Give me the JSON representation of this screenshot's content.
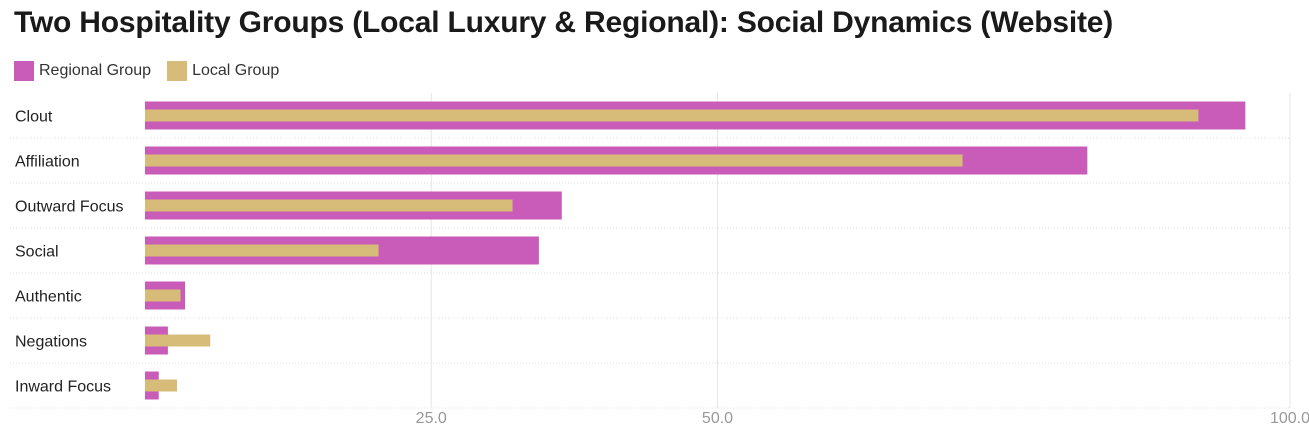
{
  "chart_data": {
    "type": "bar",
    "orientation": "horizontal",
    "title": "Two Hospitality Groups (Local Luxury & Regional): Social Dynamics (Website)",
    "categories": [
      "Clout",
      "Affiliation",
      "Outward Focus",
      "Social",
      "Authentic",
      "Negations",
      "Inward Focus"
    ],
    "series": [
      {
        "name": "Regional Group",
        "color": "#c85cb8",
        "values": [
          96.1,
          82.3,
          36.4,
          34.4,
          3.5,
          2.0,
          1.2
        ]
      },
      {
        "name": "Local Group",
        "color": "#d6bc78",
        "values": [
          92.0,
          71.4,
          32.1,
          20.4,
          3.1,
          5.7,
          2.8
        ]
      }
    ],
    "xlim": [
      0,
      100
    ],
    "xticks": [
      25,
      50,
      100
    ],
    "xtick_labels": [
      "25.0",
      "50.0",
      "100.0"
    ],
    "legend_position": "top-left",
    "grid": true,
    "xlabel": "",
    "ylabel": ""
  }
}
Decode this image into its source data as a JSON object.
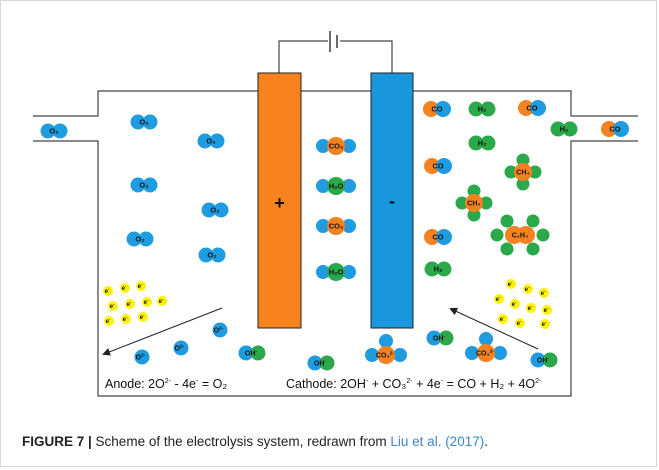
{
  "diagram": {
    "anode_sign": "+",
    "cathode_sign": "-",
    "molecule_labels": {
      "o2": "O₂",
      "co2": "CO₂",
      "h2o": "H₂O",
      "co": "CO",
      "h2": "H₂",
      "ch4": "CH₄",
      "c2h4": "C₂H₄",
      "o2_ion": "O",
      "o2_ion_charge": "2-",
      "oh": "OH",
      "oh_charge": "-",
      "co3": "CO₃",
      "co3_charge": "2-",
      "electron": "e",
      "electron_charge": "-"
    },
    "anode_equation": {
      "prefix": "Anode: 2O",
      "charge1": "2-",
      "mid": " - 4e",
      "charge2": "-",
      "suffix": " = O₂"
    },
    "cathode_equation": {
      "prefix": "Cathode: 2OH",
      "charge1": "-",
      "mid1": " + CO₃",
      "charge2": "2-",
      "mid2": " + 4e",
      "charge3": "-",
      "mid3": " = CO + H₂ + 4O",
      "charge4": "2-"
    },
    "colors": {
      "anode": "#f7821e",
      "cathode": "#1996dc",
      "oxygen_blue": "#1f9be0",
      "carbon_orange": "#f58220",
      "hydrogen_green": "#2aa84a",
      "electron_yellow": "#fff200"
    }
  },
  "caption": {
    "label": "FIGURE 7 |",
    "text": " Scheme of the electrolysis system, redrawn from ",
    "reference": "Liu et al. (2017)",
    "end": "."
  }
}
....................
Your task is to retype all the entries exactly and leave out any pictures.

Give me the JSON representation of this screenshot's content.
{
  "chart_data": {
    "type": "bar",
    "orientation": "horizontal",
    "title": "Two Hospitality Groups (Local Luxury & Regional): Social Dynamics (Website)",
    "categories": [
      "Clout",
      "Affiliation",
      "Outward Focus",
      "Social",
      "Authentic",
      "Negations",
      "Inward Focus"
    ],
    "series": [
      {
        "name": "Regional Group",
        "color": "#c85cb8",
        "values": [
          96.1,
          82.3,
          36.4,
          34.4,
          3.5,
          2.0,
          1.2
        ]
      },
      {
        "name": "Local Group",
        "color": "#d6bc78",
        "values": [
          92.0,
          71.4,
          32.1,
          20.4,
          3.1,
          5.7,
          2.8
        ]
      }
    ],
    "xlim": [
      0,
      100
    ],
    "xticks": [
      25,
      50,
      100
    ],
    "xtick_labels": [
      "25.0",
      "50.0",
      "100.0"
    ],
    "legend_position": "top-left",
    "grid": true,
    "xlabel": "",
    "ylabel": ""
  }
}
Decode this image into its source data as a JSON object.
{
  "diagram": {
    "anode_sign": "+",
    "cathode_sign": "-",
    "molecule_labels": {
      "o2": "O₂",
      "co2": "CO₂",
      "h2o": "H₂O",
      "co": "CO",
      "h2": "H₂",
      "ch4": "CH₄",
      "c2h4": "C₂H₄",
      "o2_ion": "O",
      "o2_ion_charge": "2-",
      "oh": "OH",
      "oh_charge": "-",
      "co3": "CO₃",
      "co3_charge": "2-",
      "electron": "e",
      "electron_charge": "-"
    },
    "anode_equation": {
      "prefix": "Anode: 2O",
      "charge1": "2-",
      "mid": " - 4e",
      "charge2": "-",
      "suffix": " = O₂"
    },
    "cathode_equation": {
      "prefix": "Cathode: 2OH",
      "charge1": "-",
      "mid1": " + CO₃",
      "charge2": "2-",
      "mid2": " + 4e",
      "charge3": "-",
      "mid3": " = CO + H₂ + 4O",
      "charge4": "2-"
    },
    "colors": {
      "anode": "#f7821e",
      "cathode": "#1996dc",
      "oxygen_blue": "#1f9be0",
      "carbon_orange": "#f58220",
      "hydrogen_green": "#2aa84a",
      "electron_yellow": "#fff200"
    }
  },
  "caption": {
    "label": "FIGURE 7 |",
    "text": " Scheme of the electrolysis system, redrawn from ",
    "reference": "Liu et al. (2017)",
    "end": "."
  }
}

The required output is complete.